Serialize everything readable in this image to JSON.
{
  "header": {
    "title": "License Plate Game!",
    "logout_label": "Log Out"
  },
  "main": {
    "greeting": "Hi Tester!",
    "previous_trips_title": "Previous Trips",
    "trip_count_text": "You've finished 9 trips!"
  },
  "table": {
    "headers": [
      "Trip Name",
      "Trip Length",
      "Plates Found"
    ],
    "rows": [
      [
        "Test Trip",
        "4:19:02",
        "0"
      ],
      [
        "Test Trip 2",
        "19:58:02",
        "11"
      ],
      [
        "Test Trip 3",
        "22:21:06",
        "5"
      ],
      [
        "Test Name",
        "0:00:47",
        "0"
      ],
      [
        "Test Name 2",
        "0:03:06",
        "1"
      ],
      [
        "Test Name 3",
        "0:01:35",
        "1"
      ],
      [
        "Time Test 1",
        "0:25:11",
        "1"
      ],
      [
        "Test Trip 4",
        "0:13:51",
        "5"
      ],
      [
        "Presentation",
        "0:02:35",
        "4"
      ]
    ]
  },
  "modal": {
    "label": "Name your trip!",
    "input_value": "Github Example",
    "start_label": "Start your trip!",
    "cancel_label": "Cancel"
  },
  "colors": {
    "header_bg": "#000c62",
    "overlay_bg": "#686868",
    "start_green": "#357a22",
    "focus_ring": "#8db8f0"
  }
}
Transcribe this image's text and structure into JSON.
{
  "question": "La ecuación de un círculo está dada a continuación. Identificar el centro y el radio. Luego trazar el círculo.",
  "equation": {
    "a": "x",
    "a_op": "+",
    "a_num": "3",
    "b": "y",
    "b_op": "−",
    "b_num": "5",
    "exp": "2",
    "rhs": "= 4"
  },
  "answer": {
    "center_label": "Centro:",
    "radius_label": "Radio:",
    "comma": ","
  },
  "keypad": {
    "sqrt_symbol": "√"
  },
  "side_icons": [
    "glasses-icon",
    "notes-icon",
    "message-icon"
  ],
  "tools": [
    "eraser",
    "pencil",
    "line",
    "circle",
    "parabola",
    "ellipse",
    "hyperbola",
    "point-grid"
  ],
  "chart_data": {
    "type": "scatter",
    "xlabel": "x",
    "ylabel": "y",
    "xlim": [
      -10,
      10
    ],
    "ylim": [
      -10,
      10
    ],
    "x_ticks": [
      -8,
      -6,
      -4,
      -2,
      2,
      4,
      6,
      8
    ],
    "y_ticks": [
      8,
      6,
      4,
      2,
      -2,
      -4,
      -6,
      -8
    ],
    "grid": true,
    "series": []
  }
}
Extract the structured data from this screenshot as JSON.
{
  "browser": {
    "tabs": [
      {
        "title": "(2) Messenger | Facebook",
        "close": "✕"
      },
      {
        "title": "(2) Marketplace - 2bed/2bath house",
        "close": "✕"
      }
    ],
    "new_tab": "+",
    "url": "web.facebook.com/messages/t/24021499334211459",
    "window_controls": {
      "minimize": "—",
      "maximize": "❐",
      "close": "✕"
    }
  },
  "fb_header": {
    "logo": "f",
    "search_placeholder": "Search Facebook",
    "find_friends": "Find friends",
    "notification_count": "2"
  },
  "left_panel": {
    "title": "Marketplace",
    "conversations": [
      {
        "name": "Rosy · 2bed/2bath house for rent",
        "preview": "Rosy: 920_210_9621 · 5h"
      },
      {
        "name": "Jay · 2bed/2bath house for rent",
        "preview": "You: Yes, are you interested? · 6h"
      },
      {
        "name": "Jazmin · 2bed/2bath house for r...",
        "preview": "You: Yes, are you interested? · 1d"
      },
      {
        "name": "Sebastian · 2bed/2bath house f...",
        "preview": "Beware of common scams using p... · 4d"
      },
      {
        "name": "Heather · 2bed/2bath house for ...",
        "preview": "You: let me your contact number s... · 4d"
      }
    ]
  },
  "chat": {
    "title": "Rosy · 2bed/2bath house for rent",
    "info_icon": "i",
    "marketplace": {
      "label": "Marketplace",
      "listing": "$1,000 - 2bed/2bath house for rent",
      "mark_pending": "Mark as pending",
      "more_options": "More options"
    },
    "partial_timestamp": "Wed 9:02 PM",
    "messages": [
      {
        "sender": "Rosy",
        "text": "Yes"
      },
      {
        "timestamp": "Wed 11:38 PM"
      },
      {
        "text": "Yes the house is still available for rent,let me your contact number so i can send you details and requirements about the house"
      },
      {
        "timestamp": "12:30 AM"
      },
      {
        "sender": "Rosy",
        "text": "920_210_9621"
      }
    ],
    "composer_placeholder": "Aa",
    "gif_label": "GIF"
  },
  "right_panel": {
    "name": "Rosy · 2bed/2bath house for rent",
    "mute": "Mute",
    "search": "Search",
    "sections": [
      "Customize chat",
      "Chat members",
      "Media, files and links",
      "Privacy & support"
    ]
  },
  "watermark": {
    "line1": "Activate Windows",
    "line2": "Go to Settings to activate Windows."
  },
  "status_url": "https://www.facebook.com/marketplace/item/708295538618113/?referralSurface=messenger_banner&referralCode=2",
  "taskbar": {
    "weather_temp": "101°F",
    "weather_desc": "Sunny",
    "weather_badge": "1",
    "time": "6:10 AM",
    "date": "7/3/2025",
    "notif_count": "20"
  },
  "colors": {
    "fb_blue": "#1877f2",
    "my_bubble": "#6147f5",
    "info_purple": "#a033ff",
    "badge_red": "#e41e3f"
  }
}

### Your instructions
Produce an exact copy of every entry above.

### Reply to the exercise
Serialize everything readable in this image to JSON.
{
  "header": {
    "title": "License Plate Game!",
    "logout_label": "Log Out"
  },
  "main": {
    "greeting": "Hi Tester!",
    "previous_trips_title": "Previous Trips",
    "trip_count_text": "You've finished 9 trips!"
  },
  "table": {
    "headers": [
      "Trip Name",
      "Trip Length",
      "Plates Found"
    ],
    "rows": [
      [
        "Test Trip",
        "4:19:02",
        "0"
      ],
      [
        "Test Trip 2",
        "19:58:02",
        "11"
      ],
      [
        "Test Trip 3",
        "22:21:06",
        "5"
      ],
      [
        "Test Name",
        "0:00:47",
        "0"
      ],
      [
        "Test Name 2",
        "0:03:06",
        "1"
      ],
      [
        "Test Name 3",
        "0:01:35",
        "1"
      ],
      [
        "Time Test 1",
        "0:25:11",
        "1"
      ],
      [
        "Test Trip 4",
        "0:13:51",
        "5"
      ],
      [
        "Presentation",
        "0:02:35",
        "4"
      ]
    ]
  },
  "modal": {
    "label": "Name your trip!",
    "input_value": "Github Example",
    "start_label": "Start your trip!",
    "cancel_label": "Cancel"
  },
  "colors": {
    "header_bg": "#000c62",
    "overlay_bg": "#686868",
    "start_green": "#357a22",
    "focus_ring": "#8db8f0"
  }
}
Transcribe this image's text and structure into JSON.
{
  "question": "La ecuación de un círculo está dada a continuación. Identificar el centro y el radio. Luego trazar el círculo.",
  "equation": {
    "a": "x",
    "a_op": "+",
    "a_num": "3",
    "b": "y",
    "b_op": "−",
    "b_num": "5",
    "exp": "2",
    "rhs": "= 4"
  },
  "answer": {
    "center_label": "Centro:",
    "radius_label": "Radio:",
    "comma": ","
  },
  "keypad": {
    "sqrt_symbol": "√"
  },
  "side_icons": [
    "glasses-icon",
    "notes-icon",
    "message-icon"
  ],
  "tools": [
    "eraser",
    "pencil",
    "line",
    "circle",
    "parabola",
    "ellipse",
    "hyperbola",
    "point-grid"
  ],
  "chart_data": {
    "type": "scatter",
    "xlabel": "x",
    "ylabel": "y",
    "xlim": [
      -10,
      10
    ],
    "ylim": [
      -10,
      10
    ],
    "x_ticks": [
      -8,
      -6,
      -4,
      -2,
      2,
      4,
      6,
      8
    ],
    "y_ticks": [
      8,
      6,
      4,
      2,
      -2,
      -4,
      -6,
      -8
    ],
    "grid": true,
    "series": []
  }
}
Extract the structured data from this screenshot as JSON.
{
  "browser": {
    "tabs": [
      {
        "title": "(2) Messenger | Facebook",
        "close": "✕"
      },
      {
        "title": "(2) Marketplace - 2bed/2bath house",
        "close": "✕"
      }
    ],
    "new_tab": "+",
    "url": "web.facebook.com/messages/t/24021499334211459",
    "window_controls": {
      "minimize": "—",
      "maximize": "❐",
      "close": "✕"
    }
  },
  "fb_header": {
    "logo": "f",
    "search_placeholder": "Search Facebook",
    "find_friends": "Find friends",
    "notification_count": "2"
  },
  "left_panel": {
    "title": "Marketplace",
    "conversations": [
      {
        "name": "Rosy · 2bed/2bath house for rent",
        "preview": "Rosy: 920_210_9621 · 5h"
      },
      {
        "name": "Jay · 2bed/2bath house for rent",
        "preview": "You: Yes, are you interested? · 6h"
      },
      {
        "name": "Jazmin · 2bed/2bath house for r...",
        "preview": "You: Yes, are you interested? · 1d"
      },
      {
        "name": "Sebastian · 2bed/2bath house f...",
        "preview": "Beware of common scams using p... · 4d"
      },
      {
        "name": "Heather · 2bed/2bath house for ...",
        "preview": "You: let me your contact number s... · 4d"
      }
    ]
  },
  "chat": {
    "title": "Rosy · 2bed/2bath house for rent",
    "info_icon": "i",
    "marketplace": {
      "label": "Marketplace",
      "listing": "$1,000 - 2bed/2bath house for rent",
      "mark_pending": "Mark as pending",
      "more_options": "More options"
    },
    "partial_timestamp": "Wed 9:02 PM",
    "messages": [
      {
        "sender": "Rosy",
        "text": "Yes"
      },
      {
        "timestamp": "Wed 11:38 PM"
      },
      {
        "text": "Yes the house is still available for rent,let me your contact number so i can send you details and requirements about the house"
      },
      {
        "timestamp": "12:30 AM"
      },
      {
        "sender": "Rosy",
        "text": "920_210_9621"
      }
    ],
    "composer_placeholder": "Aa",
    "gif_label": "GIF"
  },
  "right_panel": {
    "name": "Rosy · 2bed/2bath house for rent",
    "mute": "Mute",
    "search": "Search",
    "sections": [
      "Customize chat",
      "Chat members",
      "Media, files and links",
      "Privacy & support"
    ]
  },
  "watermark": {
    "line1": "Activate Windows",
    "line2": "Go to Settings to activate Windows."
  },
  "status_url": "https://www.facebook.com/marketplace/item/708295538618113/?referralSurface=messenger_banner&referralCode=2",
  "taskbar": {
    "weather_temp": "101°F",
    "weather_desc": "Sunny",
    "weather_badge": "1",
    "time": "6:10 AM",
    "date": "7/3/2025",
    "notif_count": "20"
  },
  "colors": {
    "fb_blue": "#1877f2",
    "my_bubble": "#6147f5",
    "info_purple": "#a033ff",
    "badge_red": "#e41e3f"
  }
}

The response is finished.